## BEGIN RAW RECORDS
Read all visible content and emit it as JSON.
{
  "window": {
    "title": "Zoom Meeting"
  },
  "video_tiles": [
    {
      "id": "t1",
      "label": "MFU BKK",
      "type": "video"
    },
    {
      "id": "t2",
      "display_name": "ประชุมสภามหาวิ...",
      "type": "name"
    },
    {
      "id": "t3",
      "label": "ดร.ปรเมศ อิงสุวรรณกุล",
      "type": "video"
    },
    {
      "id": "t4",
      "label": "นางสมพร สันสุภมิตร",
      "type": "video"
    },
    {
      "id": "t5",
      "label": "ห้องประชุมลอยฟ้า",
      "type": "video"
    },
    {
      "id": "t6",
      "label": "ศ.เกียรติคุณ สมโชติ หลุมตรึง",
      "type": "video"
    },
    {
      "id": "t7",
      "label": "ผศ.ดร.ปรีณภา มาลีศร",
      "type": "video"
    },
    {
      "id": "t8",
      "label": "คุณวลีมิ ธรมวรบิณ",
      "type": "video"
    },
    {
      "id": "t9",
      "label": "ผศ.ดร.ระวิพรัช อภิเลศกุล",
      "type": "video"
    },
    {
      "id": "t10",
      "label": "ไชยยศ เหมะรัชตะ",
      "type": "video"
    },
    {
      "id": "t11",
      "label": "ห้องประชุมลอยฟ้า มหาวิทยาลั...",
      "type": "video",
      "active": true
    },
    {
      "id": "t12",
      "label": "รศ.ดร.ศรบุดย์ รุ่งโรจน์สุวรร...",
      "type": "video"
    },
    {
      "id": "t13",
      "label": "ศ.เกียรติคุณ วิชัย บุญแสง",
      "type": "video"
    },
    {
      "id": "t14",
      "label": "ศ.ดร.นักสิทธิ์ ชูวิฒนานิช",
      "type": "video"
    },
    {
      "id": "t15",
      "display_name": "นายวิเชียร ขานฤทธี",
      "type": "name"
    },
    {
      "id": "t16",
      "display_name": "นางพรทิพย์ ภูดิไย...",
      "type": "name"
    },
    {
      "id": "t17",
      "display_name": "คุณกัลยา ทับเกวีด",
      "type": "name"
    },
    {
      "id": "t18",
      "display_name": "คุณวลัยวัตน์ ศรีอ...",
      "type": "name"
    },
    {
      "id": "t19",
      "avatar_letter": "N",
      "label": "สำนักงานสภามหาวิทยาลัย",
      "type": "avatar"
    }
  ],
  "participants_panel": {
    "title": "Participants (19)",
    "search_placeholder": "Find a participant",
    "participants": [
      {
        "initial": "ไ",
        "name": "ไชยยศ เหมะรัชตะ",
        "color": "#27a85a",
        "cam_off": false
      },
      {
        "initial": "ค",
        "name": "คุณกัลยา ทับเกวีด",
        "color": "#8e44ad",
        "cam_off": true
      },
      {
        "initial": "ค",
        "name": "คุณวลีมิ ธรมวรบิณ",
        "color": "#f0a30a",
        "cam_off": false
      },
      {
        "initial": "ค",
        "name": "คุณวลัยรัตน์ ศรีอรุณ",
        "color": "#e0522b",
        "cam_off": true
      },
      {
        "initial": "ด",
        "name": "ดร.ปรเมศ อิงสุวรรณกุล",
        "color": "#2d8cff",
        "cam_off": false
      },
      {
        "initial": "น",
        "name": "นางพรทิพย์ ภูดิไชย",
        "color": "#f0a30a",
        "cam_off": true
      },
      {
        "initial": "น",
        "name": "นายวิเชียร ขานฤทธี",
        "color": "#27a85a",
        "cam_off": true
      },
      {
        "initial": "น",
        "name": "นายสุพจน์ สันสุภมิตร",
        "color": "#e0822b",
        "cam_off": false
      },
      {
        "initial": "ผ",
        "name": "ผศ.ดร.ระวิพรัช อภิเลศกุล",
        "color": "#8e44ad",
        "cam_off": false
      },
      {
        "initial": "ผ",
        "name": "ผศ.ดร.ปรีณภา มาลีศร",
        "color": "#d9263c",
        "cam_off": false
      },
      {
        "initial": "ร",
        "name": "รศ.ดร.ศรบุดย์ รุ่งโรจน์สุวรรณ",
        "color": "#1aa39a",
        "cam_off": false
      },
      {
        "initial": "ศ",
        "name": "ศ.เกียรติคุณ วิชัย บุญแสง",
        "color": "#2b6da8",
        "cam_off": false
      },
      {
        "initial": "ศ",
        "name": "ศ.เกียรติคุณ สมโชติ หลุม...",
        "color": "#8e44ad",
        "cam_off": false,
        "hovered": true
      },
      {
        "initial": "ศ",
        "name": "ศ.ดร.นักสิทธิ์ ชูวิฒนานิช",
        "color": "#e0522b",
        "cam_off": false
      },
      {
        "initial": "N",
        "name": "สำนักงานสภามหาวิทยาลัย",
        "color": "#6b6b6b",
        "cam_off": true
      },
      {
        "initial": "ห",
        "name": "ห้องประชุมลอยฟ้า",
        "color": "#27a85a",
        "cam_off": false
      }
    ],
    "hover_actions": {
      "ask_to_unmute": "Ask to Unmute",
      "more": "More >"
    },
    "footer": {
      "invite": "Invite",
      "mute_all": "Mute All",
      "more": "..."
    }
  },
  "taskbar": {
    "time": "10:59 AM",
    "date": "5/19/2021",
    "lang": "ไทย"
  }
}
## END RAW RECORDS
Set all of the entries down again, exactly as they were given.

**COMPLETED TASK**
Read all visible content and emit it as JSON.
{
  "window": {
    "title": "Zoom Meeting"
  },
  "video_tiles": [
    {
      "id": "t1",
      "label": "MFU BKK",
      "type": "video"
    },
    {
      "id": "t2",
      "display_name": "ประชุมสภามหาวิ...",
      "type": "name"
    },
    {
      "id": "t3",
      "label": "ดร.ปรเมศ อิงสุวรรณกุล",
      "type": "video"
    },
    {
      "id": "t4",
      "label": "นางสมพร สันสุภมิตร",
      "type": "video"
    },
    {
      "id": "t5",
      "label": "ห้องประชุมลอยฟ้า",
      "type": "video"
    },
    {
      "id": "t6",
      "label": "ศ.เกียรติคุณ สมโชติ หลุมตรึง",
      "type": "video"
    },
    {
      "id": "t7",
      "label": "ผศ.ดร.ปรีณภา มาลีศร",
      "type": "video"
    },
    {
      "id": "t8",
      "label": "คุณวลีมิ ธรมวรบิณ",
      "type": "video"
    },
    {
      "id": "t9",
      "label": "ผศ.ดร.ระวิพรัช อภิเลศกุล",
      "type": "video"
    },
    {
      "id": "t10",
      "label": "ไชยยศ เหมะรัชตะ",
      "type": "video"
    },
    {
      "id": "t11",
      "label": "ห้องประชุมลอยฟ้า มหาวิทยาลั...",
      "type": "video",
      "active": true
    },
    {
      "id": "t12",
      "label": "รศ.ดร.ศรบุดย์ รุ่งโรจน์สุวรร...",
      "type": "video"
    },
    {
      "id": "t13",
      "label": "ศ.เกียรติคุณ วิชัย บุญแสง",
      "type": "video"
    },
    {
      "id": "t14",
      "label": "ศ.ดร.นักสิทธิ์ ชูวิฒนานิช",
      "type": "video"
    },
    {
      "id": "t15",
      "display_name": "นายวิเชียร ขานฤทธี",
      "type": "name"
    },
    {
      "id": "t16",
      "display_name": "นางพรทิพย์ ภูดิไย...",
      "type": "name"
    },
    {
      "id": "t17",
      "display_name": "คุณกัลยา ทับเกวีด",
      "type": "name"
    },
    {
      "id": "t18",
      "display_name": "คุณวลัยวัตน์ ศรีอ...",
      "type": "name"
    },
    {
      "id": "t19",
      "avatar_letter": "N",
      "label": "สำนักงานสภามหาวิทยาลัย",
      "type": "avatar"
    }
  ],
  "participants_panel": {
    "title": "Participants (19)",
    "search_placeholder": "Find a participant",
    "participants": [
      {
        "initial": "ไ",
        "name": "ไชยยศ เหมะรัชตะ",
        "color": "#27a85a",
        "cam_off": false
      },
      {
        "initial": "ค",
        "name": "คุณกัลยา ทับเกวีด",
        "color": "#8e44ad",
        "cam_off": true
      },
      {
        "initial": "ค",
        "name": "คุณวลีมิ ธรมวรบิณ",
        "color": "#f0a30a",
        "cam_off": false
      },
      {
        "initial": "ค",
        "name": "คุณวลัยรัตน์ ศรีอรุณ",
        "color": "#e0522b",
        "cam_off": true
      },
      {
        "initial": "ด",
        "name": "ดร.ปรเมศ อิงสุวรรณกุล",
        "color": "#2d8cff",
        "cam_off": false
      },
      {
        "initial": "น",
        "name": "นางพรทิพย์ ภูดิไชย",
        "color": "#f0a30a",
        "cam_off": true
      },
      {
        "initial": "น",
        "name": "นายวิเชียร ขานฤทธี",
        "color": "#27a85a",
        "cam_off": true
      },
      {
        "initial": "น",
        "name": "นายสุพจน์ สันสุภมิตร",
        "color": "#e0822b",
        "cam_off": false
      },
      {
        "initial": "ผ",
        "name": "ผศ.ดร.ระวิพรัช อภิเลศกุล",
        "color": "#8e44ad",
        "cam_off": false
      },
      {
        "initial": "ผ",
        "name": "ผศ.ดร.ปรีณภา มาลีศร",
        "color": "#d9263c",
        "cam_off": false
      },
      {
        "initial": "ร",
        "name": "รศ.ดร.ศรบุดย์ รุ่งโรจน์สุวรรณ",
        "color": "#1aa39a",
        "cam_off": false
      },
      {
        "initial": "ศ",
        "name": "ศ.เกียรติคุณ วิชัย บุญแสง",
        "color": "#2b6da8",
        "cam_off": false
      },
      {
        "initial": "ศ",
        "name": "ศ.เกียรติคุณ สมโชติ หลุม...",
        "color": "#8e44ad",
        "cam_off": false,
        "hovered": true
      },
      {
        "initial": "ศ",
        "name": "ศ.ดร.นักสิทธิ์ ชูวิฒนานิช",
        "color": "#e0522b",
        "cam_off": false
      },
      {
        "initial": "N",
        "name": "สำนักงานสภามหาวิทยาลัย",
        "color": "#6b6b6b",
        "cam_off": true
      },
      {
        "initial": "ห",
        "name": "ห้องประชุมลอยฟ้า",
        "color": "#27a85a",
        "cam_off": false
      }
    ],
    "hover_actions": {
      "ask_to_unmute": "Ask to Unmute",
      "more": "More >"
    },
    "footer": {
      "invite": "Invite",
      "mute_all": "Mute All",
      "more": "..."
    }
  },
  "taskbar": {
    "time": "10:59 AM",
    "date": "5/19/2021",
    "lang": "ไทย"
  }
}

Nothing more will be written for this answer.